--- Start Rows ---

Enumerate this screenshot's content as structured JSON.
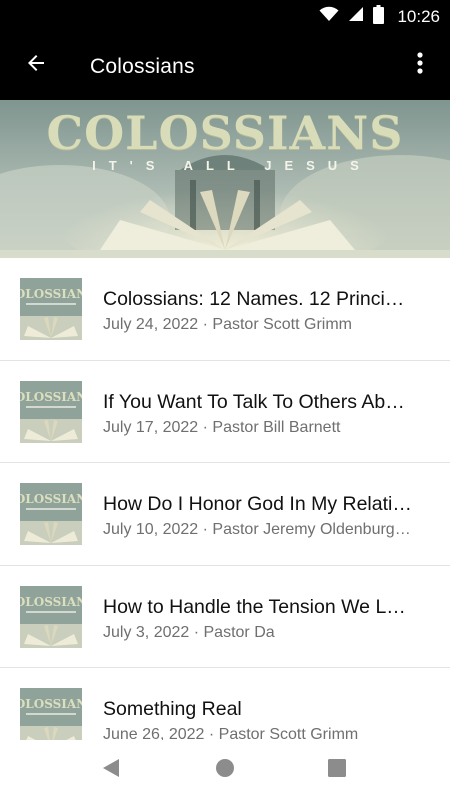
{
  "status_bar": {
    "time": "10:26",
    "icons": [
      "wifi-icon",
      "cell-signal-icon",
      "battery-icon"
    ]
  },
  "app_bar": {
    "title": "Colossians",
    "back_icon": "arrow-left-icon",
    "menu_icon": "more-vertical-icon"
  },
  "hero": {
    "title": "COLOSSIANS",
    "subtitle": "IT'S ALL JESUS"
  },
  "sermons": [
    {
      "title": "Colossians: 12 Names. 12 Princi…",
      "meta": "July 24, 2022 · Pastor Scott Grimm"
    },
    {
      "title": "If You Want To Talk To Others Ab…",
      "meta": "July 17, 2022 · Pastor Bill Barnett"
    },
    {
      "title": "How Do I Honor God In My Relati…",
      "meta": "July 10, 2022 · Pastor Jeremy Oldenburg…"
    },
    {
      "title": "How to Handle the Tension We L…",
      "meta": "July 3, 2022 · Pastor Da"
    },
    {
      "title": "Something Real",
      "meta": "June 26, 2022 · Pastor Scott Grimm"
    }
  ],
  "thumbnail_text": "OLOSSIAN",
  "nav_bar": {
    "icons": [
      "back-triangle-icon",
      "home-circle-icon",
      "recents-square-icon"
    ]
  },
  "colors": {
    "bar_background": "#000000",
    "hero_tint": "#9fb0a8",
    "title_text": "#111111",
    "meta_text": "#6f6f6f",
    "divider": "#e3e3e3"
  }
}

--- End Rows ---

Instructions for the task
Write the entries above out again exactly, but not the pictures.

Exercise output
Enumerate this screenshot's content as structured JSON.
{
  "status_bar": {
    "time": "10:26",
    "icons": [
      "wifi-icon",
      "cell-signal-icon",
      "battery-icon"
    ]
  },
  "app_bar": {
    "title": "Colossians",
    "back_icon": "arrow-left-icon",
    "menu_icon": "more-vertical-icon"
  },
  "hero": {
    "title": "COLOSSIANS",
    "subtitle": "IT'S ALL JESUS"
  },
  "sermons": [
    {
      "title": "Colossians: 12 Names. 12 Princi…",
      "meta": "July 24, 2022 · Pastor Scott Grimm"
    },
    {
      "title": "If You Want To Talk To Others Ab…",
      "meta": "July 17, 2022 · Pastor Bill Barnett"
    },
    {
      "title": "How Do I Honor God In My Relati…",
      "meta": "July 10, 2022 · Pastor Jeremy Oldenburg…"
    },
    {
      "title": "How to Handle the Tension We L…",
      "meta": "July 3, 2022 · Pastor Da"
    },
    {
      "title": "Something Real",
      "meta": "June 26, 2022 · Pastor Scott Grimm"
    }
  ],
  "thumbnail_text": "OLOSSIAN",
  "nav_bar": {
    "icons": [
      "back-triangle-icon",
      "home-circle-icon",
      "recents-square-icon"
    ]
  },
  "colors": {
    "bar_background": "#000000",
    "hero_tint": "#9fb0a8",
    "title_text": "#111111",
    "meta_text": "#6f6f6f",
    "divider": "#e3e3e3"
  }
}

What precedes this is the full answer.